- Exercise
Return all the entries exactly, keeping pictures out.
===== Data entries =====
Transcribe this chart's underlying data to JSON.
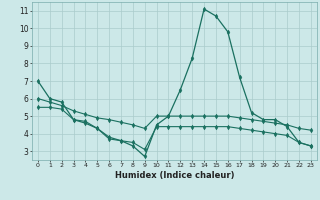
{
  "xlabel": "Humidex (Indice chaleur)",
  "bg_color": "#cce8e8",
  "grid_color": "#aacccc",
  "line_color": "#1a7060",
  "xlim": [
    -0.5,
    23.5
  ],
  "ylim": [
    2.5,
    11.5
  ],
  "xticks": [
    0,
    1,
    2,
    3,
    4,
    5,
    6,
    7,
    8,
    9,
    10,
    11,
    12,
    13,
    14,
    15,
    16,
    17,
    18,
    19,
    20,
    21,
    22,
    23
  ],
  "yticks": [
    3,
    4,
    5,
    6,
    7,
    8,
    9,
    10,
    11
  ],
  "line1_x": [
    0,
    1,
    2,
    3,
    4,
    5,
    6,
    7,
    8,
    9,
    10,
    11,
    12,
    13,
    14,
    15,
    16,
    17,
    18,
    19,
    20,
    21,
    22,
    23
  ],
  "line1_y": [
    7.0,
    6.0,
    5.8,
    4.8,
    4.6,
    4.3,
    3.8,
    3.6,
    3.3,
    2.7,
    4.5,
    5.0,
    6.5,
    8.3,
    11.1,
    10.7,
    9.8,
    7.2,
    5.2,
    4.8,
    4.8,
    4.4,
    3.5,
    3.3
  ],
  "line2_x": [
    0,
    1,
    2,
    3,
    4,
    5,
    6,
    7,
    8,
    9,
    10,
    11,
    12,
    13,
    14,
    15,
    16,
    17,
    18,
    19,
    20,
    21,
    22,
    23
  ],
  "line2_y": [
    6.0,
    5.8,
    5.6,
    5.3,
    5.1,
    4.9,
    4.8,
    4.65,
    4.5,
    4.3,
    5.0,
    5.0,
    5.0,
    5.0,
    5.0,
    5.0,
    5.0,
    4.9,
    4.8,
    4.7,
    4.6,
    4.5,
    4.3,
    4.2
  ],
  "line3_x": [
    0,
    1,
    2,
    3,
    4,
    5,
    6,
    7,
    8,
    9,
    10,
    11,
    12,
    13,
    14,
    15,
    16,
    17,
    18,
    19,
    20,
    21,
    22,
    23
  ],
  "line3_y": [
    5.5,
    5.5,
    5.4,
    4.8,
    4.7,
    4.3,
    3.7,
    3.6,
    3.5,
    3.1,
    4.4,
    4.4,
    4.4,
    4.4,
    4.4,
    4.4,
    4.4,
    4.3,
    4.2,
    4.1,
    4.0,
    3.9,
    3.5,
    3.3
  ]
}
=====
- Task response
Transcribe this chart's underlying data to JSON.
{
  "xlabel": "Humidex (Indice chaleur)",
  "bg_color": "#cce8e8",
  "grid_color": "#aacccc",
  "line_color": "#1a7060",
  "xlim": [
    -0.5,
    23.5
  ],
  "ylim": [
    2.5,
    11.5
  ],
  "xticks": [
    0,
    1,
    2,
    3,
    4,
    5,
    6,
    7,
    8,
    9,
    10,
    11,
    12,
    13,
    14,
    15,
    16,
    17,
    18,
    19,
    20,
    21,
    22,
    23
  ],
  "yticks": [
    3,
    4,
    5,
    6,
    7,
    8,
    9,
    10,
    11
  ],
  "line1_x": [
    0,
    1,
    2,
    3,
    4,
    5,
    6,
    7,
    8,
    9,
    10,
    11,
    12,
    13,
    14,
    15,
    16,
    17,
    18,
    19,
    20,
    21,
    22,
    23
  ],
  "line1_y": [
    7.0,
    6.0,
    5.8,
    4.8,
    4.6,
    4.3,
    3.8,
    3.6,
    3.3,
    2.7,
    4.5,
    5.0,
    6.5,
    8.3,
    11.1,
    10.7,
    9.8,
    7.2,
    5.2,
    4.8,
    4.8,
    4.4,
    3.5,
    3.3
  ],
  "line2_x": [
    0,
    1,
    2,
    3,
    4,
    5,
    6,
    7,
    8,
    9,
    10,
    11,
    12,
    13,
    14,
    15,
    16,
    17,
    18,
    19,
    20,
    21,
    22,
    23
  ],
  "line2_y": [
    6.0,
    5.8,
    5.6,
    5.3,
    5.1,
    4.9,
    4.8,
    4.65,
    4.5,
    4.3,
    5.0,
    5.0,
    5.0,
    5.0,
    5.0,
    5.0,
    5.0,
    4.9,
    4.8,
    4.7,
    4.6,
    4.5,
    4.3,
    4.2
  ],
  "line3_x": [
    0,
    1,
    2,
    3,
    4,
    5,
    6,
    7,
    8,
    9,
    10,
    11,
    12,
    13,
    14,
    15,
    16,
    17,
    18,
    19,
    20,
    21,
    22,
    23
  ],
  "line3_y": [
    5.5,
    5.5,
    5.4,
    4.8,
    4.7,
    4.3,
    3.7,
    3.6,
    3.5,
    3.1,
    4.4,
    4.4,
    4.4,
    4.4,
    4.4,
    4.4,
    4.4,
    4.3,
    4.2,
    4.1,
    4.0,
    3.9,
    3.5,
    3.3
  ]
}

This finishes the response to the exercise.